Set problem:
Without the pictures, reproduce the records that follow exactly.

Stored entries
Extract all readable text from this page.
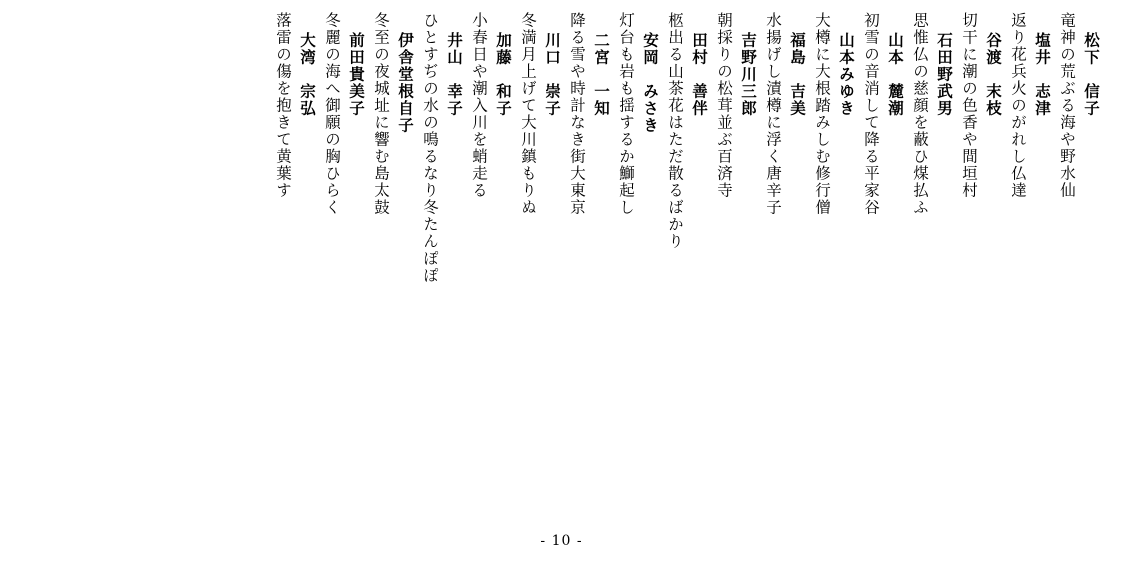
松下　信子
竜神の荒ぶる海や野水仙
塩井　志津
返り花兵火のがれし仏達
谷渡　末枝
切干に潮の色香や間垣村
石田野武男
思惟仏の慈顔を蔽ひ煤払ふ
山本　麓潮
初雪の音消して降る平家谷
山本みゆき
大樽に大根踏みしむ修行僧
福島　吉美
水揚げし漬樽に浮く唐辛子
吉野川三郎
朝採りの松茸並ぶ百済寺
田村　善伴
柩出る山茶花はただ散るばかり
安岡　みさき
灯台も岩も揺するか鰤起し
二宮　一知
降る雪や時計なき街大東京
川口　崇子
冬満月上げて大川鎮もりぬ
加藤　和子
小春日や潮入川を蛸走る
井山　幸子
ひとすぢの水の鳴るなり冬たんぽぽ
伊舎堂根自子
冬至の夜城址に響む島太鼓
前田貴美子
冬麗の海へ御願の胸ひらく
大湾　宗弘
落雷の傷を抱きて黄葉す
- 10 -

Reply to the exercise:
Extract all readable text from this page.
松下　信子
竜神の荒ぶる海や野水仙
塩井　志津
返り花兵火のがれし仏達
谷渡　末枝
切干に潮の色香や間垣村
石田野武男
思惟仏の慈顔を蔽ひ煤払ふ
山本　麓潮
初雪の音消して降る平家谷
山本みゆき
大樽に大根踏みしむ修行僧
福島　吉美
水揚げし漬樽に浮く唐辛子
吉野川三郎
朝採りの松茸並ぶ百済寺
田村　善伴
柩出る山茶花はただ散るばかり
安岡　みさき
灯台も岩も揺するか鰤起し
二宮　一知
降る雪や時計なき街大東京
川口　崇子
冬満月上げて大川鎮もりぬ
加藤　和子
小春日や潮入川を蛸走る
井山　幸子
ひとすぢの水の鳴るなり冬たんぽぽ
伊舎堂根自子
冬至の夜城址に響む島太鼓
前田貴美子
冬麗の海へ御願の胸ひらく
大湾　宗弘
落雷の傷を抱きて黄葉す
- 10 -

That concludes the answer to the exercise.